Data extracted from a collection:
--- start ---
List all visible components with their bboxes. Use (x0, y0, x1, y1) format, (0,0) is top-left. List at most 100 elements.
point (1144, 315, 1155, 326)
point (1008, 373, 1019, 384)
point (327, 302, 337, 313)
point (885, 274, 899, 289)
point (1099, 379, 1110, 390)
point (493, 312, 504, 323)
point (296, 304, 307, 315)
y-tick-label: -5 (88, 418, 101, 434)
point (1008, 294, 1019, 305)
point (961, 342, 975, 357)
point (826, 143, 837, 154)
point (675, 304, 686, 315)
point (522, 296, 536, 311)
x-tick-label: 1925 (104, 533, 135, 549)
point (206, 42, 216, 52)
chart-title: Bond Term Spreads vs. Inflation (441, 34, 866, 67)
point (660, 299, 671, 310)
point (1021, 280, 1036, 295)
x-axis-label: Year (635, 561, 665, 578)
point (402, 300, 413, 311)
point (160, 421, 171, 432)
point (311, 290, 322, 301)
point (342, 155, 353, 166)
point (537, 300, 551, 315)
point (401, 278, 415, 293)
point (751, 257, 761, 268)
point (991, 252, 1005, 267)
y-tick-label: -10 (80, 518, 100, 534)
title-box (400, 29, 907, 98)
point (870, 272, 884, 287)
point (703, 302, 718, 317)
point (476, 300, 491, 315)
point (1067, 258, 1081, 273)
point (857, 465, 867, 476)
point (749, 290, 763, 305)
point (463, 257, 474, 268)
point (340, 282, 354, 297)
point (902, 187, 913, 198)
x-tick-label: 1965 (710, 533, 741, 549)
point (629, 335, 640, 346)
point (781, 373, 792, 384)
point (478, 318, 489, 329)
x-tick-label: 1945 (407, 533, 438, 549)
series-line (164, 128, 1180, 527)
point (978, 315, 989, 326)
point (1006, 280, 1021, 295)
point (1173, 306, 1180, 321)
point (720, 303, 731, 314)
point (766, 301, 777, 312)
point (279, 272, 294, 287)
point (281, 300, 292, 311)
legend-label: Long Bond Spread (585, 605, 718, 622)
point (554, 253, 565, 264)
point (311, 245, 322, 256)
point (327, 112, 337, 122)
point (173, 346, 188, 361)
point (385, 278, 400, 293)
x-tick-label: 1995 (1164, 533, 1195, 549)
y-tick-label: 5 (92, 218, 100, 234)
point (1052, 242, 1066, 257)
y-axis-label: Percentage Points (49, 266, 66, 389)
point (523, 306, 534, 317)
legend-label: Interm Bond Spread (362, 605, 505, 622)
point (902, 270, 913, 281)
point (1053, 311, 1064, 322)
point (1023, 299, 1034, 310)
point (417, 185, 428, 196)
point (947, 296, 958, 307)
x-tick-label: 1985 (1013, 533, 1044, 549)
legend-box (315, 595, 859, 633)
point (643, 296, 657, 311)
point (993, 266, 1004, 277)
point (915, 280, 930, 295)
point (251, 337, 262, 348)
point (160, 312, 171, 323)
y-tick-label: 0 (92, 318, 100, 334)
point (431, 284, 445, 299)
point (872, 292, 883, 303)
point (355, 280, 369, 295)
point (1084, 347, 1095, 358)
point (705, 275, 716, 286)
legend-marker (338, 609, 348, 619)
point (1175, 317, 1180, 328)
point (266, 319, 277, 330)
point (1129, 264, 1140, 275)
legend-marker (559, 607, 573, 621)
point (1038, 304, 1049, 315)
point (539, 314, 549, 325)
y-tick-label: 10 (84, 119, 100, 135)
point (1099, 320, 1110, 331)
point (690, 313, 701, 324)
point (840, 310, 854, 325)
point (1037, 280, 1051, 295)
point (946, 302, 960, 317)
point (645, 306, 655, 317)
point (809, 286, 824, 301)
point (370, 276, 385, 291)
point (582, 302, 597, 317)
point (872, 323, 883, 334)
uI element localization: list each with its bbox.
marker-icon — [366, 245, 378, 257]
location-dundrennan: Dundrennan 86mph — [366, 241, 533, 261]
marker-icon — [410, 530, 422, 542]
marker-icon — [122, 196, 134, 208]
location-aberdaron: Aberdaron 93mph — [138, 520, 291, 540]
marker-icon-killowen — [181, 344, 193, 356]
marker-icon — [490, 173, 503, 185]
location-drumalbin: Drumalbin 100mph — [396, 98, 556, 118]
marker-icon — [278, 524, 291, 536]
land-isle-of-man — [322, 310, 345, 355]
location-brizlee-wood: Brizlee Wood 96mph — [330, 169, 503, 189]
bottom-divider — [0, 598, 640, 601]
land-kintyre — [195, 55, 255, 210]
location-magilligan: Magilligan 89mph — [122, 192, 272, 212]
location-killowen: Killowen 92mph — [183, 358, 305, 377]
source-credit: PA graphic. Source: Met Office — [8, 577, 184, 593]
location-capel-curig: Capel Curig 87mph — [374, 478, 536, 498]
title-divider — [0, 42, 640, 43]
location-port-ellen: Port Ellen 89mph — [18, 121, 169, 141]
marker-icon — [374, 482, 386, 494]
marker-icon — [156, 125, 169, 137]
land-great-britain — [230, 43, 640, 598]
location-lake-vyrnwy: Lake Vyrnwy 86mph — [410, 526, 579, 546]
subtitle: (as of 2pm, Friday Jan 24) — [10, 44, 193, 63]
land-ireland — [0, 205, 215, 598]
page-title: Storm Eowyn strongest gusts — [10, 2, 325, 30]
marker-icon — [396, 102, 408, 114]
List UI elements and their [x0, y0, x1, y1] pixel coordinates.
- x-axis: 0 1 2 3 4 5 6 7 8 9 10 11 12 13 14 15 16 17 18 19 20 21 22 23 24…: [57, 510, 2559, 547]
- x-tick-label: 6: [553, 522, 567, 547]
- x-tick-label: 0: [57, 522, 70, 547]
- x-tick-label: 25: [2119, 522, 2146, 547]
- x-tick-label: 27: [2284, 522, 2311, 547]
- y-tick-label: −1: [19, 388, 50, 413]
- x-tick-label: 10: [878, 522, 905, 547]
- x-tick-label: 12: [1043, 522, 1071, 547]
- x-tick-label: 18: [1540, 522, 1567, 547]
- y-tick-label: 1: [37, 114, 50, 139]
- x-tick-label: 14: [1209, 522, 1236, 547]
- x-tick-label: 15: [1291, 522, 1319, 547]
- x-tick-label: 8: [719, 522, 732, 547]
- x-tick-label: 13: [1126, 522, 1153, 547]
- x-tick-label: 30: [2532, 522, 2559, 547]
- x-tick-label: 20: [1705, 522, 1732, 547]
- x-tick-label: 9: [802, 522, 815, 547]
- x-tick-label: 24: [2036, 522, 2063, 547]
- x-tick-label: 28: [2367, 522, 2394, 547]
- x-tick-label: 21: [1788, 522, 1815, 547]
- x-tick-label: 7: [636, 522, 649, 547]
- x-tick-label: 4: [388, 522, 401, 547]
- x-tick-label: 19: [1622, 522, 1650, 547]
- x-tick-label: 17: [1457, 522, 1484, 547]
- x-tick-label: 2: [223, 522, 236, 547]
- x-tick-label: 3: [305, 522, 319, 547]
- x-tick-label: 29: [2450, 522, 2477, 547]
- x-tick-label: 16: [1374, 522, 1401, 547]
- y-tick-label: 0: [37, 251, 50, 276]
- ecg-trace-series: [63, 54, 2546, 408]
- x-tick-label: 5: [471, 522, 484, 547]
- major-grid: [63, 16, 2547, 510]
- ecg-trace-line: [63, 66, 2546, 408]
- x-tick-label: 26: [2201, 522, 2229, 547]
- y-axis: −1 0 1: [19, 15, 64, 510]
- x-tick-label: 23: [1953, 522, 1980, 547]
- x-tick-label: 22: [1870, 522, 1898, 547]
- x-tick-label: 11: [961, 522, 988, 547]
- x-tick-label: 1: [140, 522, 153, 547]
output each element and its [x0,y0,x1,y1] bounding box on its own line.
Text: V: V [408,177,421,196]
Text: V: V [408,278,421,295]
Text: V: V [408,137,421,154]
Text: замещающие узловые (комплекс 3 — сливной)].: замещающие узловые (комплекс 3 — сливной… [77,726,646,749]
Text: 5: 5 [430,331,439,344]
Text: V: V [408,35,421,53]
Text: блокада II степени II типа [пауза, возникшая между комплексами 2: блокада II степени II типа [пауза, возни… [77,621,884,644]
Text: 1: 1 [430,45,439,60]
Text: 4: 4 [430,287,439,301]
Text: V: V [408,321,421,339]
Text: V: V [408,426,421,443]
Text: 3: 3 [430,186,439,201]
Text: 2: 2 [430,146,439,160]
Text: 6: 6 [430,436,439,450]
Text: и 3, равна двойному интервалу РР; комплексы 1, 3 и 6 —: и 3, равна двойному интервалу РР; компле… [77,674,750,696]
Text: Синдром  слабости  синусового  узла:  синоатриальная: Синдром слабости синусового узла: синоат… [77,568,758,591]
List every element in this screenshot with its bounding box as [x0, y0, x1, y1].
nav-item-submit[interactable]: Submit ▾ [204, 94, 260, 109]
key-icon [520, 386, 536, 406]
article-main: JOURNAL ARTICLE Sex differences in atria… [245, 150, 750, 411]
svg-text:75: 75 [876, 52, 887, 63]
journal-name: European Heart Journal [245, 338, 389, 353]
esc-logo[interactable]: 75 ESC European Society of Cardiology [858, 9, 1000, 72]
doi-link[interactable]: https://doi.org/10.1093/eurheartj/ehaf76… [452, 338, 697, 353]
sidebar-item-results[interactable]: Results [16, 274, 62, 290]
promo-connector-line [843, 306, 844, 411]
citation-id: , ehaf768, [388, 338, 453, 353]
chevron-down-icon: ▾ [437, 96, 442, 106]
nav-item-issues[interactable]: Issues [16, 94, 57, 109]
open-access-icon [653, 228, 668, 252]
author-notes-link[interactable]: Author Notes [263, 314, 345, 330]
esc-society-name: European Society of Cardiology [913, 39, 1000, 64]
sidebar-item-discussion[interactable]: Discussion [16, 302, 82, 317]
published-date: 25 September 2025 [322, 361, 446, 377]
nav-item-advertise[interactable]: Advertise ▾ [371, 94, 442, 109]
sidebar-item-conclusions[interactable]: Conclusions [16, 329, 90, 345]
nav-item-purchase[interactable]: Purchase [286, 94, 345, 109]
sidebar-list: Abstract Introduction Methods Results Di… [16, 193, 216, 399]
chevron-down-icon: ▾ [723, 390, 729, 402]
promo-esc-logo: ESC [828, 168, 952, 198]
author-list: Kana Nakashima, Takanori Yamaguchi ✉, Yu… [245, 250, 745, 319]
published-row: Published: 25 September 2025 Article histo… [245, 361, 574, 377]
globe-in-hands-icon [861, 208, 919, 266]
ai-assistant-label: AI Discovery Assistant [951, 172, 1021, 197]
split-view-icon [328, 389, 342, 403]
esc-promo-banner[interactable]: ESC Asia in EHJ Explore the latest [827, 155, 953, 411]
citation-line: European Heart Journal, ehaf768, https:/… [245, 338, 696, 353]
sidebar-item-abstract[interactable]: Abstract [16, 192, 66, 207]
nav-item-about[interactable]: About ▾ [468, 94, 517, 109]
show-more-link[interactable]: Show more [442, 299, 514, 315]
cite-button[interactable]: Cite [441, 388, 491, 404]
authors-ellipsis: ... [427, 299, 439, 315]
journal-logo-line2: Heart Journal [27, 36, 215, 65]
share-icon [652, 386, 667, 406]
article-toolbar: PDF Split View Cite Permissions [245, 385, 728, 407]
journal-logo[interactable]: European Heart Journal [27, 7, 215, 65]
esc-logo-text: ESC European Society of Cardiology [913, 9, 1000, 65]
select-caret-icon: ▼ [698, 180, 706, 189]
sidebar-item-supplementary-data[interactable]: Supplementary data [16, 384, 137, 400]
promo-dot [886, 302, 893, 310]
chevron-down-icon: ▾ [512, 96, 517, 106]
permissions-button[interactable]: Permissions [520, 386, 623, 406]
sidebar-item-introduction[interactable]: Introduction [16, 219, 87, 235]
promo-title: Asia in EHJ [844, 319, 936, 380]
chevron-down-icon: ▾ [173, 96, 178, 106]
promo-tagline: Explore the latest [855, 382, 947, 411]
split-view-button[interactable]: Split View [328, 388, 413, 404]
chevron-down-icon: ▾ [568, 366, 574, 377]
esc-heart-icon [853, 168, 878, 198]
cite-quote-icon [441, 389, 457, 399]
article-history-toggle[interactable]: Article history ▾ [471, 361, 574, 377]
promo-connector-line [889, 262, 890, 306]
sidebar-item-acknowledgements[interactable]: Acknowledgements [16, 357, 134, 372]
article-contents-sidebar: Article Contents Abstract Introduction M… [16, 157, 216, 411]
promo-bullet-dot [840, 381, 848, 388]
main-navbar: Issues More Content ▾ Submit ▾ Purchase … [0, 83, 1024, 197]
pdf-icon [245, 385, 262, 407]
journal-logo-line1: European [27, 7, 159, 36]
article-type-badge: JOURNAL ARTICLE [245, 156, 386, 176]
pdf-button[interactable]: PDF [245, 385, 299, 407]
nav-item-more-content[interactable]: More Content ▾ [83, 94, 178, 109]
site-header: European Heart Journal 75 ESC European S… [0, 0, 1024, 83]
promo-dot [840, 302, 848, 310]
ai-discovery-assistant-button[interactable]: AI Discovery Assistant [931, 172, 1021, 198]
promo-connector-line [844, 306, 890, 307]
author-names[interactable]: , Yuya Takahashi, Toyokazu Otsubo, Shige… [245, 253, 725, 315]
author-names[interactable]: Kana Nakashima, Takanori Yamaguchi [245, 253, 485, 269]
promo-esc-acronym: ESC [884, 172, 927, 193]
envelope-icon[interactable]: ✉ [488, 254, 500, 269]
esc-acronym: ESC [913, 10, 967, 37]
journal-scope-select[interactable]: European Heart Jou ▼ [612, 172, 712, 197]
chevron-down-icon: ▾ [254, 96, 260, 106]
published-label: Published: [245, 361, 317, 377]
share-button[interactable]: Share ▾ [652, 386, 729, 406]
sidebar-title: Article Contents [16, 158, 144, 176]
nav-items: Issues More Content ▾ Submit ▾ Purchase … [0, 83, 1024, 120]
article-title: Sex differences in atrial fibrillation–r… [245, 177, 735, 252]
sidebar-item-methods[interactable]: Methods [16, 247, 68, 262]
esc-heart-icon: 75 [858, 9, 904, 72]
--- end ---
## DIRECTIONS
Starting at the first line of the listing and ending with the line that contains "point (885, 274, 899, 289)", rename "bboxes" to "bounding boxes". Output only those lines, with everything else left as it is.

## FINAL ANSWER
List all visible components with their bounding boxes. Use (x0, y0, x1, y1) format, (0,0) is top-left. List at most 100 elements.
point (1144, 315, 1155, 326)
point (1008, 373, 1019, 384)
point (327, 302, 337, 313)
point (885, 274, 899, 289)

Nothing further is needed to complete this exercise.